* _Task item 1_
Answer these questions using the text about Kalev Kallemets:
(a) In which town was he born?
(b) Which school awarded him a master's degree in 2008?
(c) At which ministry did he work as an internal auditor?
* _Task item 2_
Rewrite the passage of the Kallemets text, everything from "Kallemets graduated from" down to "2011 to 2014.", swapping "Tallinn University of Technology" for "TalTech" throughout.
* _Task item 3_
Turn the paragraph of the Kallemets text that begins "He worked as an internal auditor" into a list of his positions, with years.

* _Text for analysis_

Kalev Kallemets (born 18 April 1979, Haapsalu) is an Estonian politician. He was a member of the Riigikogu, representing the Estonian Reform Party, from 2014 to 2015.

Kallemets graduated from Taebla Gymnasium in 1997. In 2002, he graduated with a bachelor's degree from the Faculty of Economics at Tallinn University of Technology. In 2008, he graduated with a master's degree in financial management from the Estonian Business School. Since 2009, he has been a PhD student at Tallinn University of Technology (supervised by Üllas Ehrlich). He is a member of Korporatsioon Vironia.

He worked as an internal auditor from 2001 to 2002 at the Ministry of Justice. From 2002 to 2003, he was the secretary general of the Estonian Reform Party's Youth Council. From 2003 to 2008, he was a member of the board of directors of OÜ Gutsch, as well as the CEO of the Estonian Nuclear Power Plant from 2008 to 2011, and working at Viru Keemia Grupp AS from 2011 to 2014.

* _Given records_
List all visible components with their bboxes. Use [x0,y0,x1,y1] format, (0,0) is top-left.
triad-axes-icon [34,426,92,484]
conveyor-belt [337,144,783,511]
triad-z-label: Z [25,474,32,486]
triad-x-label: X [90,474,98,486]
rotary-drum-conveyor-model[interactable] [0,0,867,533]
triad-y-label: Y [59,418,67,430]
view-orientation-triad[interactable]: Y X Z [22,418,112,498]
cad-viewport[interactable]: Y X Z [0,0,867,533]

* _Response area 1_
(a) Haapsalu
(b) The Estonian Business School
(c) The Ministry of Justice

* _Response area 2_
Kallemets graduated from Taebla Gymnasium in 1997. In 2002, he graduated with a bachelor's degree from the Faculty of Economics at TalTech. In 2008, he graduated with a master's degree in financial management from the Estonian Business School. Since 2009, he has been a PhD student at TalTech (supervised by Üllas Ehrlich). He is a member of Korporatsioon Vironia.

He worked as an internal auditor from 2001 to 2002 at the Ministry of Justice. From 2002 to 2003, he was the secretary general of the Estonian Reform Party's Youth Council. From 2003 to 2008, he was a member of the board of directors of OÜ Gutsch, as well as the CEO of the Estonian Nuclear Power Plant from 2008 to 2011, and working at Viru Keemia Grupp AS from 2011 to 2014.

* _Response area 3_
- 2001–2002: internal auditor at the Ministry of Justice
- 2002–2003: secretary general of the Estonian Reform Party's Youth Council
- 2003–2008: member of the board of directors of OÜ Gutsch
- 2008–2011: CEO of the Estonian Nuclear Power Plant
- 2011–2014: worked at Viru Keemia Grupp AS